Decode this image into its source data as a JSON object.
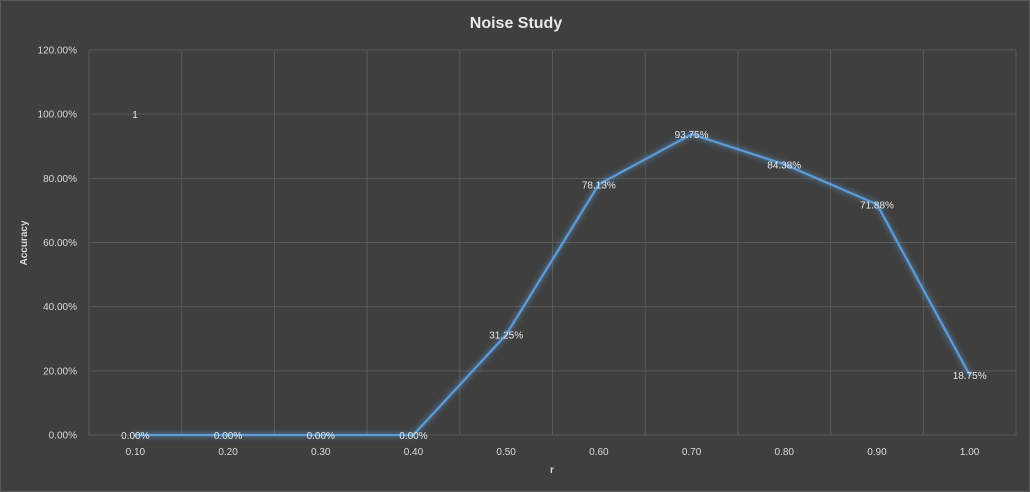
{
  "chart_data": {
    "type": "line",
    "title": "Noise Study",
    "xlabel": "r",
    "ylabel": "Accuracy",
    "categories": [
      "0.10",
      "0.20",
      "0.30",
      "0.40",
      "0.50",
      "0.60",
      "0.70",
      "0.80",
      "0.90",
      "1.00"
    ],
    "series": [
      {
        "values": [
          0.0,
          0.0,
          0.0,
          0.0,
          31.25,
          78.13,
          93.75,
          84.38,
          71.88,
          18.75
        ],
        "labels": [
          "0.00%",
          "0.00%",
          "0.00%",
          "0.00%",
          "31.25%",
          "78.13%",
          "93.75%",
          "84.38%",
          "71.88%",
          "18.75%"
        ],
        "color": "#5b9bd5"
      }
    ],
    "ylim": [
      0,
      120
    ],
    "yticks": [
      "0.00%",
      "20.00%",
      "40.00%",
      "60.00%",
      "80.00%",
      "100.00%",
      "120.00%"
    ],
    "ytick_values": [
      0,
      20,
      40,
      60,
      80,
      100,
      120
    ],
    "annotation": "1",
    "grid": true,
    "legend": "none"
  },
  "colors": {
    "background": "#3f3f3f",
    "gridline": "#595959",
    "line": "#5b9bd5",
    "text": "#d9d9d9"
  }
}
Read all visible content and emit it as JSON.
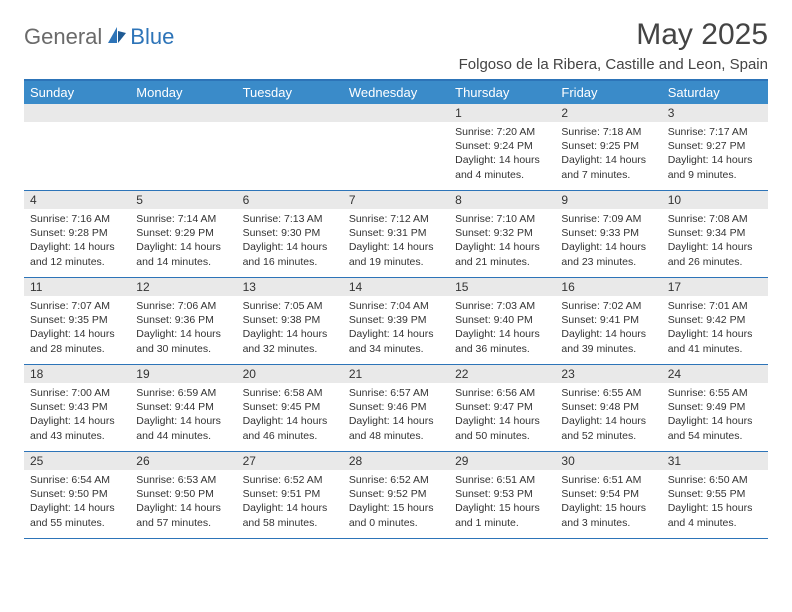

■ ■ ■ ■

## PROBLEM TO SOLVE
All of the records need repeating exactly, except for the pictures.

## SOLUTION FOR THIS EXERCISE
Decode this image into its source data as a JSON object.
{
  "chart_data": {
    "type": "line",
    "title": "Noise Study",
    "xlabel": "r",
    "ylabel": "Accuracy",
    "categories": [
      "0.10",
      "0.20",
      "0.30",
      "0.40",
      "0.50",
      "0.60",
      "0.70",
      "0.80",
      "0.90",
      "1.00"
    ],
    "series": [
      {
        "values": [
          0.0,
          0.0,
          0.0,
          0.0,
          31.25,
          78.13,
          93.75,
          84.38,
          71.88,
          18.75
        ],
        "labels": [
          "0.00%",
          "0.00%",
          "0.00%",
          "0.00%",
          "31.25%",
          "78.13%",
          "93.75%",
          "84.38%",
          "71.88%",
          "18.75%"
        ],
        "color": "#5b9bd5"
      }
    ],
    "ylim": [
      0,
      120
    ],
    "yticks": [
      "0.00%",
      "20.00%",
      "40.00%",
      "60.00%",
      "80.00%",
      "100.00%",
      "120.00%"
    ],
    "ytick_values": [
      0,
      20,
      40,
      60,
      80,
      100,
      120
    ],
    "annotation": "1",
    "grid": true,
    "legend": "none"
  },
  "colors": {
    "background": "#3f3f3f",
    "gridline": "#595959",
    "line": "#5b9bd5",
    "text": "#d9d9d9"
  }
}
Read all visible content and emit it as JSON.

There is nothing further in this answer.